--- START ---
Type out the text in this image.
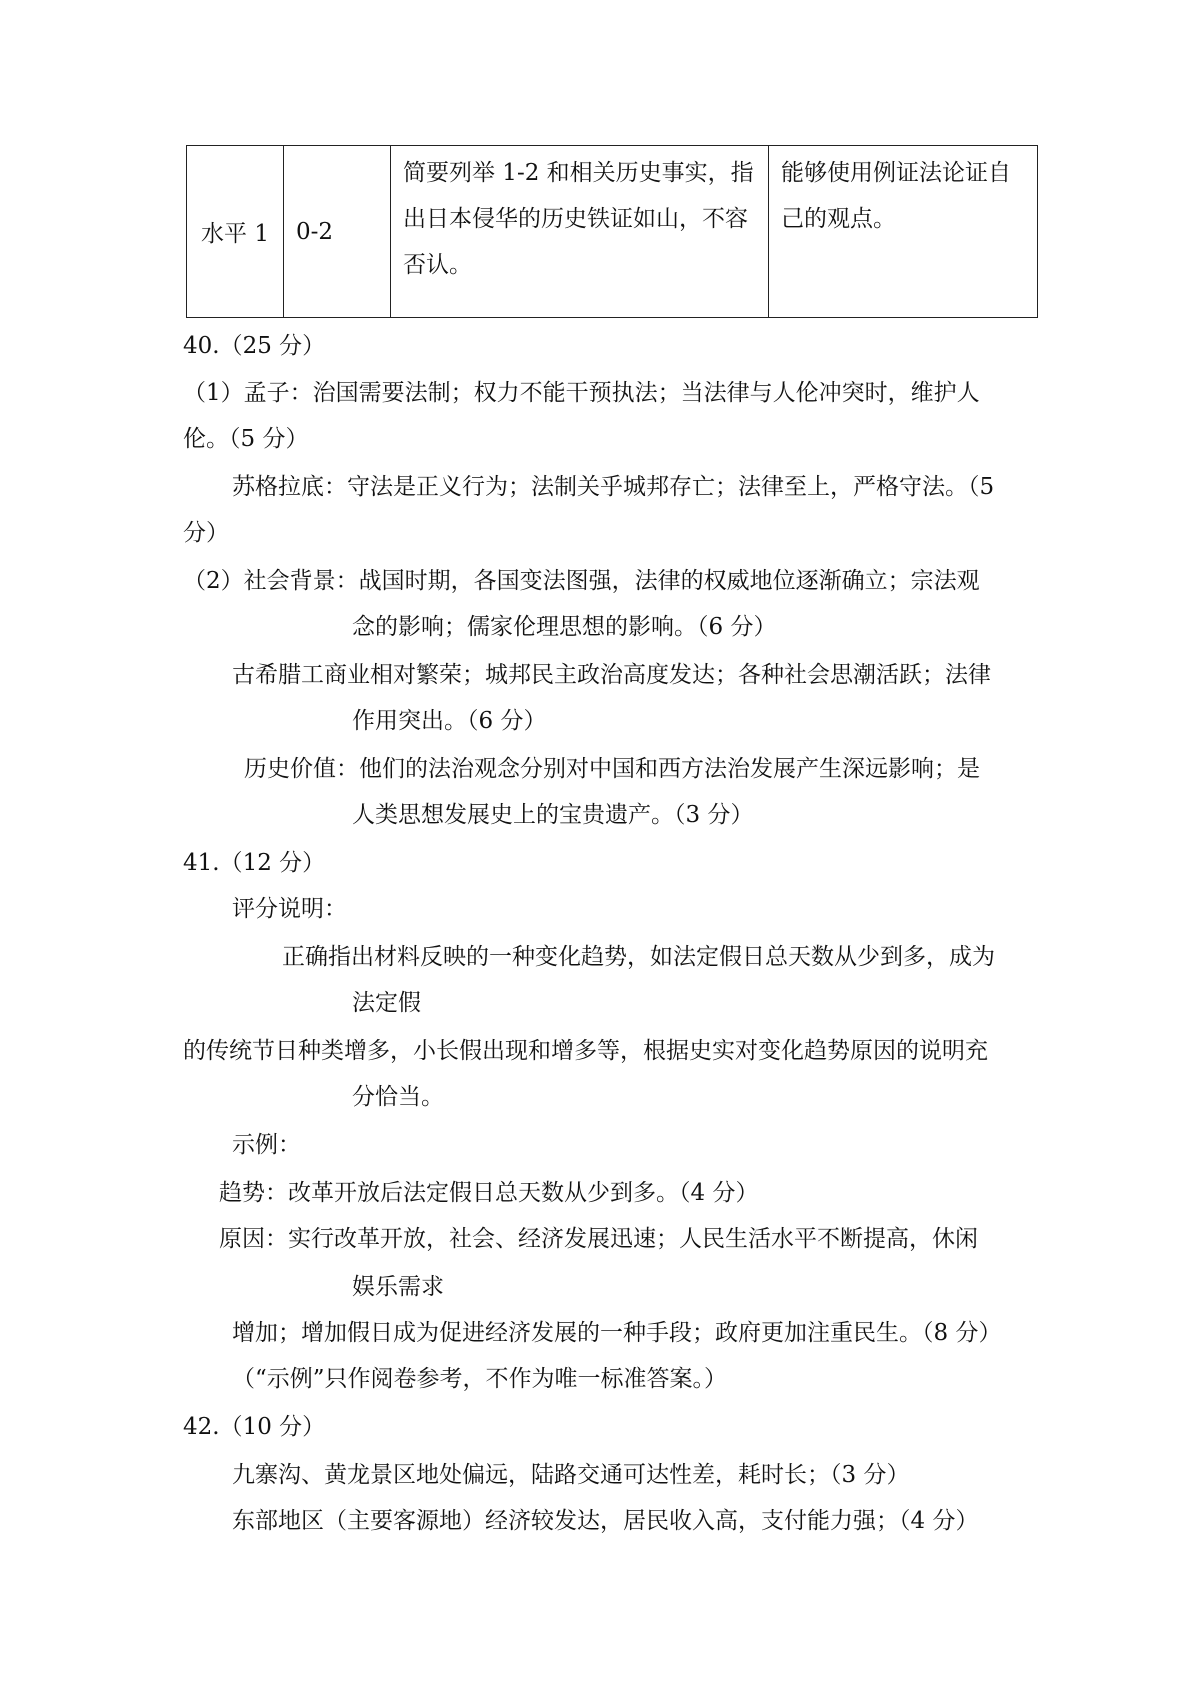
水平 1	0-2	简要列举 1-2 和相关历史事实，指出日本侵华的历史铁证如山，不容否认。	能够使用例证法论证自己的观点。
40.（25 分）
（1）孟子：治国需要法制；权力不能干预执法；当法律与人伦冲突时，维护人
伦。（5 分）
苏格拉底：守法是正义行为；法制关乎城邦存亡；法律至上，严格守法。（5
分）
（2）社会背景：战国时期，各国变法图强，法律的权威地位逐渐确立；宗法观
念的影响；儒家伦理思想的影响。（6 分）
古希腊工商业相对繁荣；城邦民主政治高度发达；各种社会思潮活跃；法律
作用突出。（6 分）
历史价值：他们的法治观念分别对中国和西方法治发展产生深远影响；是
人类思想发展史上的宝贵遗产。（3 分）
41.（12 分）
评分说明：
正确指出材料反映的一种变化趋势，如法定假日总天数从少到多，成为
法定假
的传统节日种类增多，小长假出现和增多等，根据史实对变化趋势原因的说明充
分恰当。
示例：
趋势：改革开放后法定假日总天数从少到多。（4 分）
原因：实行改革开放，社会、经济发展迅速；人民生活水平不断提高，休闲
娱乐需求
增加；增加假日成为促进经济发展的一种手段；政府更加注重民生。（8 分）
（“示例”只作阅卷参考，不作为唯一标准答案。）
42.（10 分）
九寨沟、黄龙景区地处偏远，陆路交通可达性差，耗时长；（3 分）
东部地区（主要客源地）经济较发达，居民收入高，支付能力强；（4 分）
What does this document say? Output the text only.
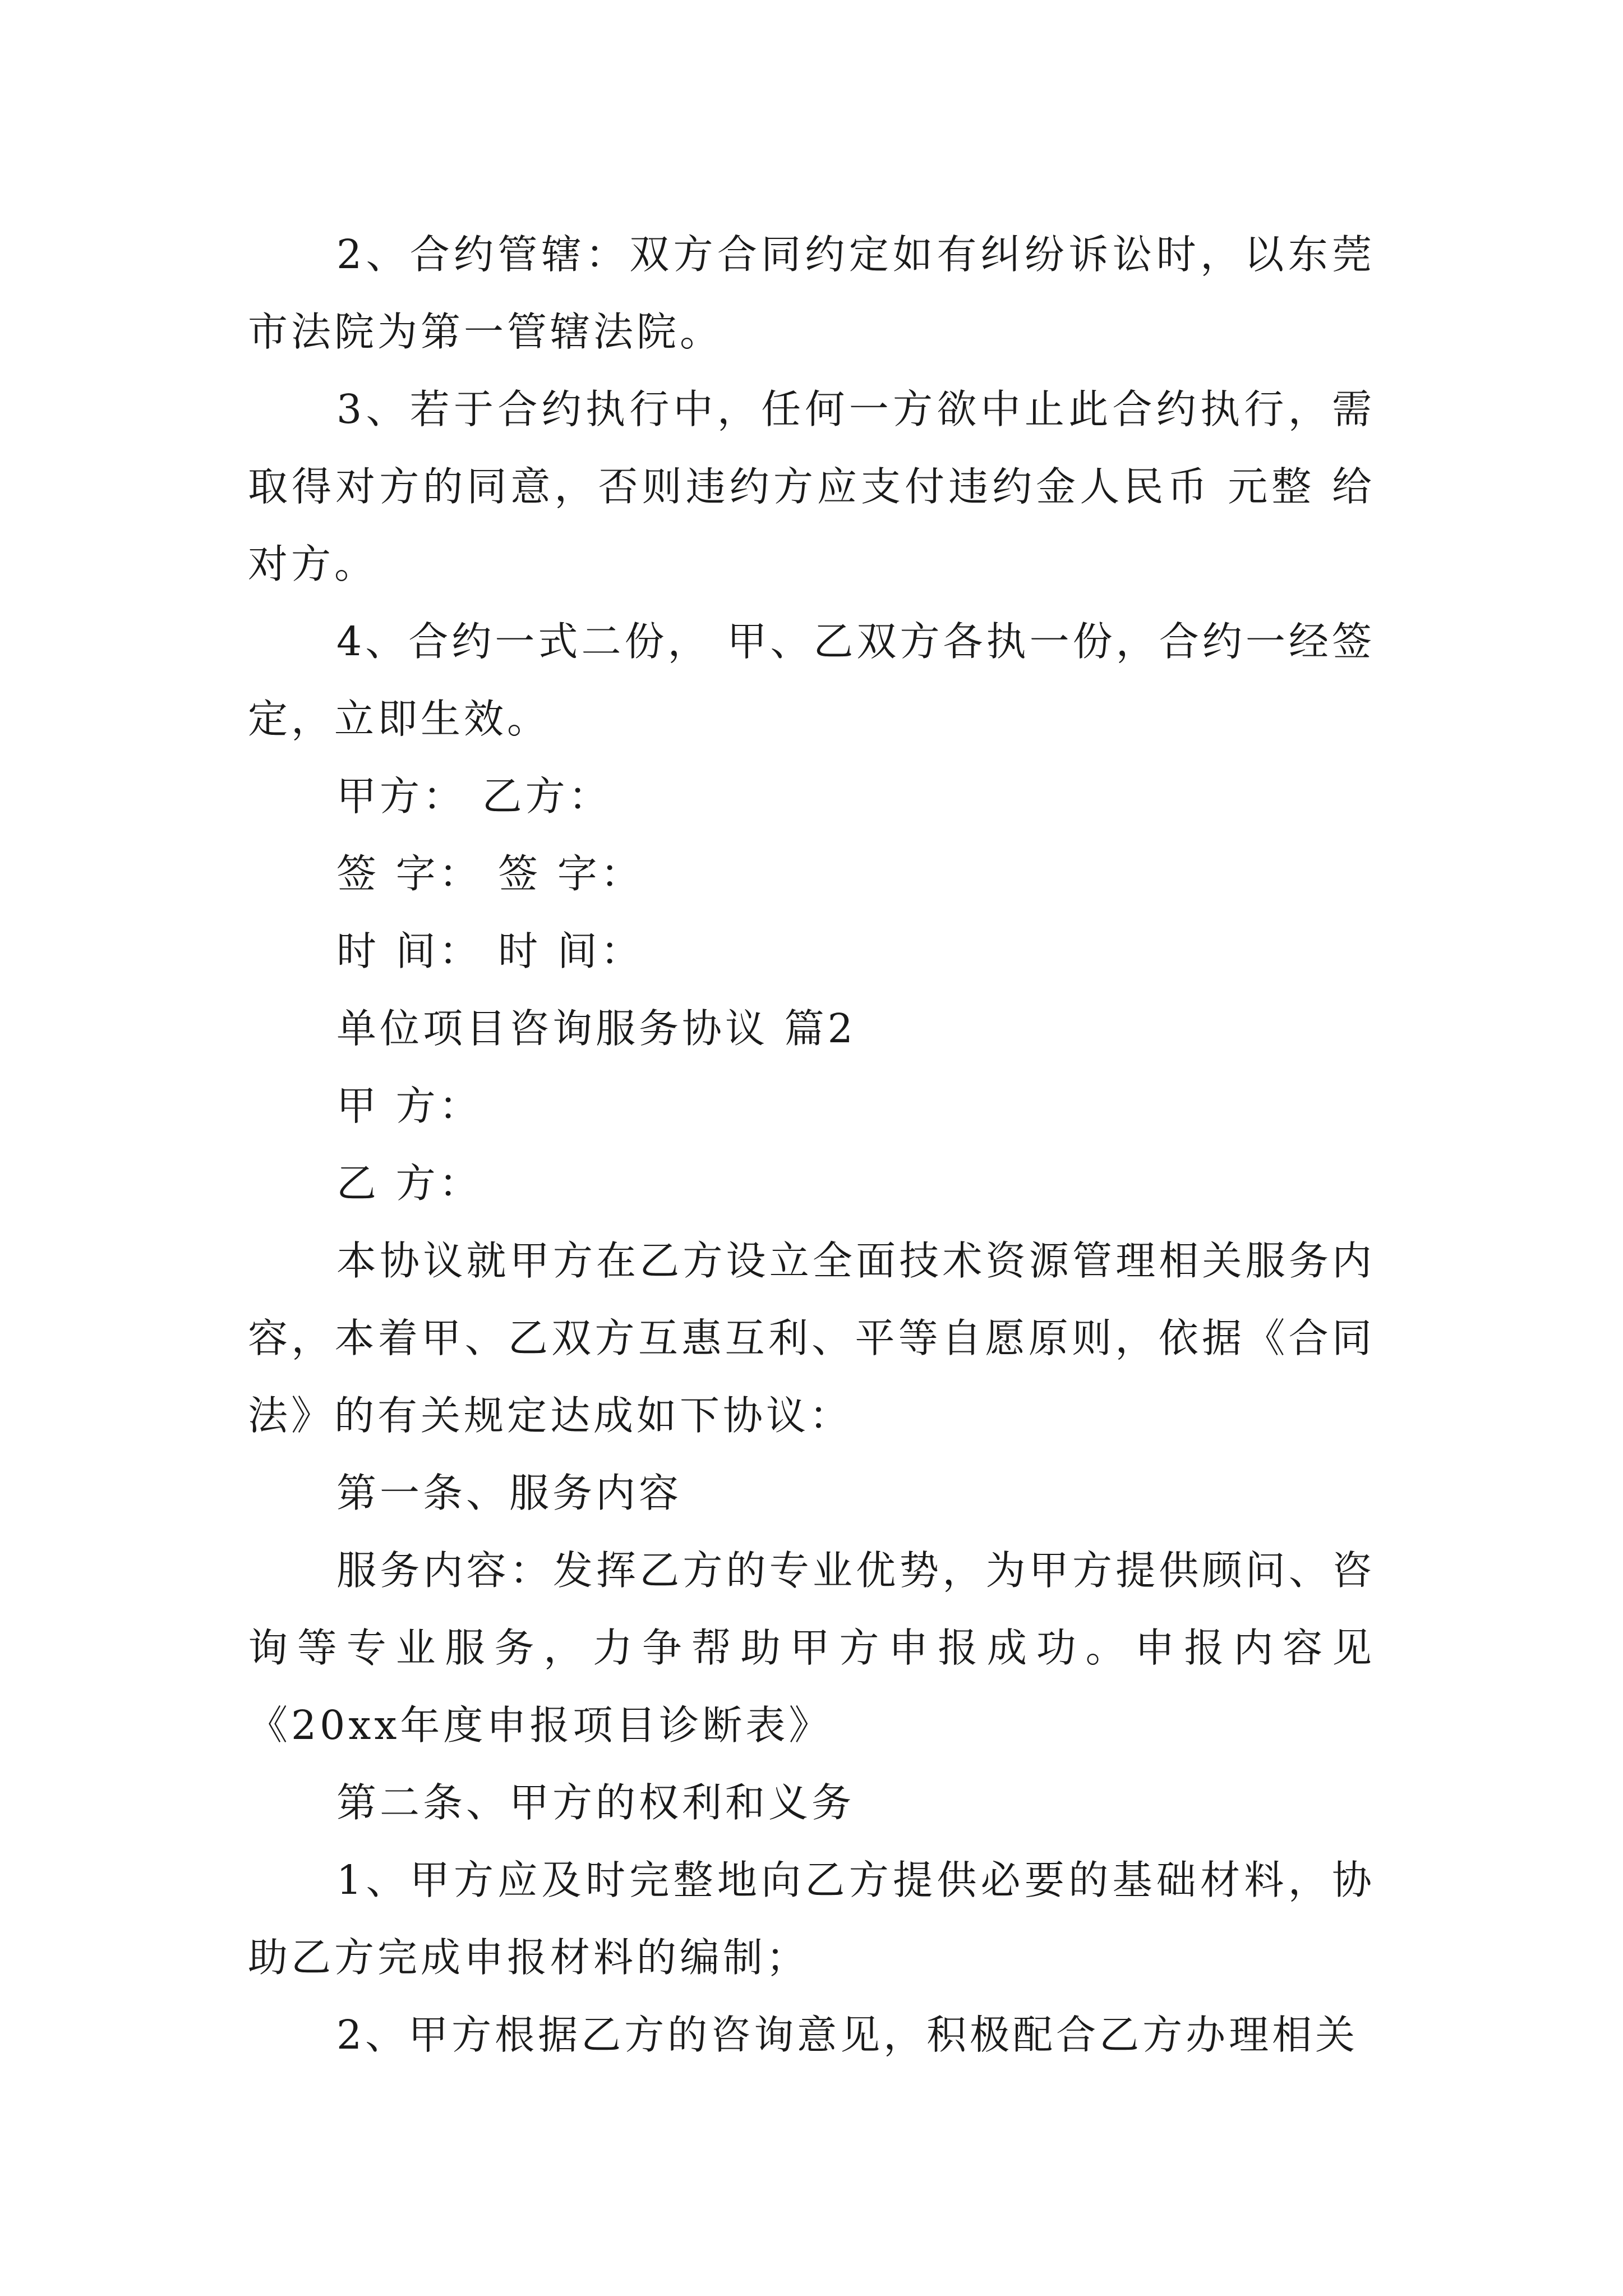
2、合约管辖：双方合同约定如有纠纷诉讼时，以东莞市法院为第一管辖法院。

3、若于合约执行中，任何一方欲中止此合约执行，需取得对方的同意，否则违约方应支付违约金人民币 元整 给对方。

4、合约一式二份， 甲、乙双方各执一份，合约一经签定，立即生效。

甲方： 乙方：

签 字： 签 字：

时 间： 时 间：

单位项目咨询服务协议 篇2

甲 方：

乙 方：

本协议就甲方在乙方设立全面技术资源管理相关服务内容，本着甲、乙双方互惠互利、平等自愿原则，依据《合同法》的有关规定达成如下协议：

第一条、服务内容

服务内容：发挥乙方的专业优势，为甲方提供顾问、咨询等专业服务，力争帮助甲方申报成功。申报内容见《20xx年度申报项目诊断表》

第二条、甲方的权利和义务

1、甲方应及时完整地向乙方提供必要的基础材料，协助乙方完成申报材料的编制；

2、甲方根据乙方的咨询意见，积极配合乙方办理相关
--- END ---
→ **Exercise requirements**
Copy all the lines of data exactly as they appear, dropping any images.

→ **Result**
Type out the text in this image.
水平 1	0-2	简要列举 1-2 和相关历史事实，指出日本侵华的历史铁证如山，不容否认。	能够使用例证法论证自己的观点。
40.（25 分）
（1）孟子：治国需要法制；权力不能干预执法；当法律与人伦冲突时，维护人
伦。（5 分）
苏格拉底：守法是正义行为；法制关乎城邦存亡；法律至上，严格守法。（5
分）
（2）社会背景：战国时期，各国变法图强，法律的权威地位逐渐确立；宗法观
念的影响；儒家伦理思想的影响。（6 分）
古希腊工商业相对繁荣；城邦民主政治高度发达；各种社会思潮活跃；法律
作用突出。（6 分）
历史价值：他们的法治观念分别对中国和西方法治发展产生深远影响；是
人类思想发展史上的宝贵遗产。（3 分）
41.（12 分）
评分说明：
正确指出材料反映的一种变化趋势，如法定假日总天数从少到多，成为
法定假
的传统节日种类增多，小长假出现和增多等，根据史实对变化趋势原因的说明充
分恰当。
示例：
趋势：改革开放后法定假日总天数从少到多。（4 分）
原因：实行改革开放，社会、经济发展迅速；人民生活水平不断提高，休闲
娱乐需求
增加；增加假日成为促进经济发展的一种手段；政府更加注重民生。（8 分）
（“示例”只作阅卷参考，不作为唯一标准答案。）
42.（10 分）
九寨沟、黄龙景区地处偏远，陆路交通可达性差，耗时长；（3 分）
东部地区（主要客源地）经济较发达，居民收入高，支付能力强；（4 分）
What does this document say? Output the text only.
2、合约管辖：双方合同约定如有纠纷诉讼时，以东莞市法院为第一管辖法院。

3、若于合约执行中，任何一方欲中止此合约执行，需取得对方的同意，否则违约方应支付违约金人民币 元整 给对方。

4、合约一式二份， 甲、乙双方各执一份，合约一经签定，立即生效。

甲方： 乙方：

签 字： 签 字：

时 间： 时 间：

单位项目咨询服务协议 篇2

甲 方：

乙 方：

本协议就甲方在乙方设立全面技术资源管理相关服务内容，本着甲、乙双方互惠互利、平等自愿原则，依据《合同法》的有关规定达成如下协议：

第一条、服务内容

服务内容：发挥乙方的专业优势，为甲方提供顾问、咨询等专业服务，力争帮助甲方申报成功。申报内容见《20xx年度申报项目诊断表》

第二条、甲方的权利和义务

1、甲方应及时完整地向乙方提供必要的基础材料，协助乙方完成申报材料的编制；

2、甲方根据乙方的咨询意见，积极配合乙方办理相关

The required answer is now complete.